┌─ Provided records

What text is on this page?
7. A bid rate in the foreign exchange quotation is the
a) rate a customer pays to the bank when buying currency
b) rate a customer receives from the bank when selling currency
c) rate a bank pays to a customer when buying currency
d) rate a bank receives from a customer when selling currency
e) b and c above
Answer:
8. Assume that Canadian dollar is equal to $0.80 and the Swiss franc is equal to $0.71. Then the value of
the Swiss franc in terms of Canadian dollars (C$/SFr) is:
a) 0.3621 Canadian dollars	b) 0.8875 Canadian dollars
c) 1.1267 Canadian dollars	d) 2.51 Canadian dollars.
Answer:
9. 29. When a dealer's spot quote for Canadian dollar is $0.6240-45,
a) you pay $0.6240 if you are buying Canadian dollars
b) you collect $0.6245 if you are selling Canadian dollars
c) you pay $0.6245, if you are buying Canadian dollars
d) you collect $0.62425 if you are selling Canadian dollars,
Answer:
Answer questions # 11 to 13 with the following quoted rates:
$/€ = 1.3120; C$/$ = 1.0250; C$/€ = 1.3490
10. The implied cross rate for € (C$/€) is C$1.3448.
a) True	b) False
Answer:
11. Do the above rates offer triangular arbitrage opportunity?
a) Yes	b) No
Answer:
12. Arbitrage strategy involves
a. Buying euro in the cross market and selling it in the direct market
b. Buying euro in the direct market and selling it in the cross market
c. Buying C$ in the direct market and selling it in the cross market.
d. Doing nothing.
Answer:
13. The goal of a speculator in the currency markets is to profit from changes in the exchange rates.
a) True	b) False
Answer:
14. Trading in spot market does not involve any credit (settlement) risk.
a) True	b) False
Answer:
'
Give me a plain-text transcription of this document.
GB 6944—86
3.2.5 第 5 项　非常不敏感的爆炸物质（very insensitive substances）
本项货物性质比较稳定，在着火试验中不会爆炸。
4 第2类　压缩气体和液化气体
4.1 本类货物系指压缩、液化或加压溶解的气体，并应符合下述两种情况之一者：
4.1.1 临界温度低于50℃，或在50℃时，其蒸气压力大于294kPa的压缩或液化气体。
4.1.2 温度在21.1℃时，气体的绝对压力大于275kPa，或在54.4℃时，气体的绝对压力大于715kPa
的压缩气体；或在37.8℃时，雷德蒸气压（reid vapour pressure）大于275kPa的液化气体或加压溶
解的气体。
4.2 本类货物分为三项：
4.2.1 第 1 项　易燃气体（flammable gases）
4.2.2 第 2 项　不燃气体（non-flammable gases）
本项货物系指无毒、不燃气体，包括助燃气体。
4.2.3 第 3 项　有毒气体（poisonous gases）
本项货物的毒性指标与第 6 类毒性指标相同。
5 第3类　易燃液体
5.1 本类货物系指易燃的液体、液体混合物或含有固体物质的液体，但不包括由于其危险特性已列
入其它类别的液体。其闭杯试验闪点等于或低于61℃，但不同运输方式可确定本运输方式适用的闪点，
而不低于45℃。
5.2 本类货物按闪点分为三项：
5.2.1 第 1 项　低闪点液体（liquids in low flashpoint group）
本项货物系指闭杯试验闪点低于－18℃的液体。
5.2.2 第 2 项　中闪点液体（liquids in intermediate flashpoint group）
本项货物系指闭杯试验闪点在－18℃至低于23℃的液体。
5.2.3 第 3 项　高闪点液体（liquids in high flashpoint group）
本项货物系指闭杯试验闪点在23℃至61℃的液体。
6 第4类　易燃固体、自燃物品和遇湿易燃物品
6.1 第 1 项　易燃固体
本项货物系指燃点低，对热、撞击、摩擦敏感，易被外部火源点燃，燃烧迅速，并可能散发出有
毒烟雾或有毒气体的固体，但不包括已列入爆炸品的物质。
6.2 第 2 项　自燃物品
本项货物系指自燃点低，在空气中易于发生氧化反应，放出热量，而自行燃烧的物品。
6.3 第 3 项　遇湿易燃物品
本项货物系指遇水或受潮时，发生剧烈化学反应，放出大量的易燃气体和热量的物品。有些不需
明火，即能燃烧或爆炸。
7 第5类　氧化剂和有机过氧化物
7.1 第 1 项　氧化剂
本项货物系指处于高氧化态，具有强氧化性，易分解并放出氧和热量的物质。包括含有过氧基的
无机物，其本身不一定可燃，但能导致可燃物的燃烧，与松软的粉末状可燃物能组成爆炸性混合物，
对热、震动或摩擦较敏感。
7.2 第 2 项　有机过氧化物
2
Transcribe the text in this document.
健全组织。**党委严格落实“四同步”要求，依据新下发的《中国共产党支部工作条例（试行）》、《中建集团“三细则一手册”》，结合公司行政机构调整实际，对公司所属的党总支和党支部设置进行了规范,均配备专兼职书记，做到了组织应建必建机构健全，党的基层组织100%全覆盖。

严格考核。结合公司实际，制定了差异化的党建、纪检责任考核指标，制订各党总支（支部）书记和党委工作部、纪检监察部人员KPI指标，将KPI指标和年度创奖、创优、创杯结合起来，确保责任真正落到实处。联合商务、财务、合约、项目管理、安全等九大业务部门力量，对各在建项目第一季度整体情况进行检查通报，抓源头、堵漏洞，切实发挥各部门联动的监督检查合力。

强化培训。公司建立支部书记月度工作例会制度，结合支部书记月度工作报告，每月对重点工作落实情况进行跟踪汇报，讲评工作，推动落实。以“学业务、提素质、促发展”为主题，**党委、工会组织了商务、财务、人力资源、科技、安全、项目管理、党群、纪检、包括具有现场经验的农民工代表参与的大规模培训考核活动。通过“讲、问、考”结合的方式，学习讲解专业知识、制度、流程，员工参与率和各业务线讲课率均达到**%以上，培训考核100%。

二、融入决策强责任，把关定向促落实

└─

#### Task prompt:
The whole listing above needs to be written out again exactly.

#### Result:
What text is on this page?
7. A bid rate in the foreign exchange quotation is the
a) rate a customer pays to the bank when buying currency
b) rate a customer receives from the bank when selling currency
c) rate a bank pays to a customer when buying currency
d) rate a bank receives from a customer when selling currency
e) b and c above
Answer:
8. Assume that Canadian dollar is equal to $0.80 and the Swiss franc is equal to $0.71. Then the value of
the Swiss franc in terms of Canadian dollars (C$/SFr) is:
a) 0.3621 Canadian dollars	b) 0.8875 Canadian dollars
c) 1.1267 Canadian dollars	d) 2.51 Canadian dollars.
Answer:
9. 29. When a dealer's spot quote for Canadian dollar is $0.6240-45,
a) you pay $0.6240 if you are buying Canadian dollars
b) you collect $0.6245 if you are selling Canadian dollars
c) you pay $0.6245, if you are buying Canadian dollars
d) you collect $0.62425 if you are selling Canadian dollars,
Answer:
Answer questions # 11 to 13 with the following quoted rates:
$/€ = 1.3120; C$/$ = 1.0250; C$/€ = 1.3490
10. The implied cross rate for € (C$/€) is C$1.3448.
a) True	b) False
Answer:
11. Do the above rates offer triangular arbitrage opportunity?
a) Yes	b) No
Answer:
12. Arbitrage strategy involves
a. Buying euro in the cross market and selling it in the direct market
b. Buying euro in the direct market and selling it in the cross market
c. Buying C$ in the direct market and selling it in the cross market.
d. Doing nothing.
Answer:
13. The goal of a speculator in the currency markets is to profit from changes in the exchange rates.
a) True	b) False
Answer:
14. Trading in spot market does not involve any credit (settlement) risk.
a) True	b) False
Answer:
'
Give me a plain-text transcription of this document.
GB 6944—86
3.2.5 第 5 项　非常不敏感的爆炸物质（very insensitive substances）
本项货物性质比较稳定，在着火试验中不会爆炸。
4 第2类　压缩气体和液化气体
4.1 本类货物系指压缩、液化或加压溶解的气体，并应符合下述两种情况之一者：
4.1.1 临界温度低于50℃，或在50℃时，其蒸气压力大于294kPa的压缩或液化气体。
4.1.2 温度在21.1℃时，气体的绝对压力大于275kPa，或在54.4℃时，气体的绝对压力大于715kPa
的压缩气体；或在37.8℃时，雷德蒸气压（reid vapour pressure）大于275kPa的液化气体或加压溶
解的气体。
4.2 本类货物分为三项：
4.2.1 第 1 项　易燃气体（flammable gases）
4.2.2 第 2 项　不燃气体（non-flammable gases）
本项货物系指无毒、不燃气体，包括助燃气体。
4.2.3 第 3 项　有毒气体（poisonous gases）
本项货物的毒性指标与第 6 类毒性指标相同。
5 第3类　易燃液体
5.1 本类货物系指易燃的液体、液体混合物或含有固体物质的液体，但不包括由于其危险特性已列
入其它类别的液体。其闭杯试验闪点等于或低于61℃，但不同运输方式可确定本运输方式适用的闪点，
而不低于45℃。
5.2 本类货物按闪点分为三项：
5.2.1 第 1 项　低闪点液体（liquids in low flashpoint group）
本项货物系指闭杯试验闪点低于－18℃的液体。
5.2.2 第 2 项　中闪点液体（liquids in intermediate flashpoint group）
本项货物系指闭杯试验闪点在－18℃至低于23℃的液体。
5.2.3 第 3 项　高闪点液体（liquids in high flashpoint group）
本项货物系指闭杯试验闪点在23℃至61℃的液体。
6 第4类　易燃固体、自燃物品和遇湿易燃物品
6.1 第 1 项　易燃固体
本项货物系指燃点低，对热、撞击、摩擦敏感，易被外部火源点燃，燃烧迅速，并可能散发出有
毒烟雾或有毒气体的固体，但不包括已列入爆炸品的物质。
6.2 第 2 项　自燃物品
本项货物系指自燃点低，在空气中易于发生氧化反应，放出热量，而自行燃烧的物品。
6.3 第 3 项　遇湿易燃物品
本项货物系指遇水或受潮时，发生剧烈化学反应，放出大量的易燃气体和热量的物品。有些不需
明火，即能燃烧或爆炸。
7 第5类　氧化剂和有机过氧化物
7.1 第 1 项　氧化剂
本项货物系指处于高氧化态，具有强氧化性，易分解并放出氧和热量的物质。包括含有过氧基的
无机物，其本身不一定可燃，但能导致可燃物的燃烧，与松软的粉末状可燃物能组成爆炸性混合物，
对热、震动或摩擦较敏感。
7.2 第 2 项　有机过氧化物
2
Transcribe the text in this document.
健全组织。**党委严格落实“四同步”要求，依据新下发的《中国共产党支部工作条例（试行）》、《中建集团“三细则一手册”》，结合公司行政机构调整实际，对公司所属的党总支和党支部设置进行了规范,均配备专兼职书记，做到了组织应建必建机构健全，党的基层组织100%全覆盖。

严格考核。结合公司实际，制定了差异化的党建、纪检责任考核指标，制订各党总支（支部）书记和党委工作部、纪检监察部人员KPI指标，将KPI指标和年度创奖、创优、创杯结合起来，确保责任真正落到实处。联合商务、财务、合约、项目管理、安全等九大业务部门力量，对各在建项目第一季度整体情况进行检查通报，抓源头、堵漏洞，切实发挥各部门联动的监督检查合力。

强化培训。公司建立支部书记月度工作例会制度，结合支部书记月度工作报告，每月对重点工作落实情况进行跟踪汇报，讲评工作，推动落实。以“学业务、提素质、促发展”为主题，**党委、工会组织了商务、财务、人力资源、科技、安全、项目管理、党群、纪检、包括具有现场经验的农民工代表参与的大规模培训考核活动。通过“讲、问、考”结合的方式，学习讲解专业知识、制度、流程，员工参与率和各业务线讲课率均达到**%以上，培训考核100%。

二、融入决策强责任，把关定向促落实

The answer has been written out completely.